[START MATERIAL SHOWN]

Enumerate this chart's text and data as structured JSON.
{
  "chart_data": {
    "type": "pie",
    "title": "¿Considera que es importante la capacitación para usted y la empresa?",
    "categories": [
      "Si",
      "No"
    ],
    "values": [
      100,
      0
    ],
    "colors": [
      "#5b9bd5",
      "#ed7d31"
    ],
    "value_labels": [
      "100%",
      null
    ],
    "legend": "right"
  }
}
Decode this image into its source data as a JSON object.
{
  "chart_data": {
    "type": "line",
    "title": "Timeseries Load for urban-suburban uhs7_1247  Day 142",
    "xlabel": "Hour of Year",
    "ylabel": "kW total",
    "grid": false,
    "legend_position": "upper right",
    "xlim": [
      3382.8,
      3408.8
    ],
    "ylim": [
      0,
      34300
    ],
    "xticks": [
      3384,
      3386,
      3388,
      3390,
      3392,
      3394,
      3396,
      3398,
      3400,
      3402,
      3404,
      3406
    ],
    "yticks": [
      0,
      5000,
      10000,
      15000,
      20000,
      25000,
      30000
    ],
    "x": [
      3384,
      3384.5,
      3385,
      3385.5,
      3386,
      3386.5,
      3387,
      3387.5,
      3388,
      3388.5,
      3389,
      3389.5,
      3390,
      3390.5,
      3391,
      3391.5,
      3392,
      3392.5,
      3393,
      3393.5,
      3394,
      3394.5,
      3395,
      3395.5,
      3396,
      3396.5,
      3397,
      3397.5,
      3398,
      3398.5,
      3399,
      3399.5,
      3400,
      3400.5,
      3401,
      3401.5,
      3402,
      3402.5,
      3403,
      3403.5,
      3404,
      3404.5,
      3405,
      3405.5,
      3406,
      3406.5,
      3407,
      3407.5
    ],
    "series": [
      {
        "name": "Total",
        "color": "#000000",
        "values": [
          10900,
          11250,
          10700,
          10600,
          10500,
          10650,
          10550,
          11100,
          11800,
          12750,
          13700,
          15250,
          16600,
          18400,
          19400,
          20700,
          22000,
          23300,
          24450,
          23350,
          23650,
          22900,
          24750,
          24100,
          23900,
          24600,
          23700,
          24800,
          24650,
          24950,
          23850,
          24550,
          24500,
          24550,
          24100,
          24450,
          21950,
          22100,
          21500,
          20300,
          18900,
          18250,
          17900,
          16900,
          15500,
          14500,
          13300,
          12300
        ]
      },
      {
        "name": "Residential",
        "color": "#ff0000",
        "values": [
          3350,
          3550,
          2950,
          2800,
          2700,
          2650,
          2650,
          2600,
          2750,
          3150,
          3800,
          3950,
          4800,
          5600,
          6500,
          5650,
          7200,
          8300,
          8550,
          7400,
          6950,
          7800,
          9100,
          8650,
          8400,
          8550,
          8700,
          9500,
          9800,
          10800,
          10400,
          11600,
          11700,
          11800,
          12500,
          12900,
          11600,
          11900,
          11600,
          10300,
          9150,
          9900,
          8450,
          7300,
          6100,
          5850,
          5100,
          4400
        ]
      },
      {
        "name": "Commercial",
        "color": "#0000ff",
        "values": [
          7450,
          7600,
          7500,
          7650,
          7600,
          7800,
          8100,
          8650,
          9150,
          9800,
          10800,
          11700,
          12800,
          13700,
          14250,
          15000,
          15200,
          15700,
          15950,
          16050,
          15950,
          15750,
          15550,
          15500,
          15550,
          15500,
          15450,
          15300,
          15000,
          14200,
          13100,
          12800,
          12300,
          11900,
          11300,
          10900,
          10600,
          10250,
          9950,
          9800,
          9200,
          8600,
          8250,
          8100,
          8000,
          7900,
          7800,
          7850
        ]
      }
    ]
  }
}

[END MATERIAL SHOWN]

Count how many lines in the data above hold the string "JSON", and give the number with no other words.

2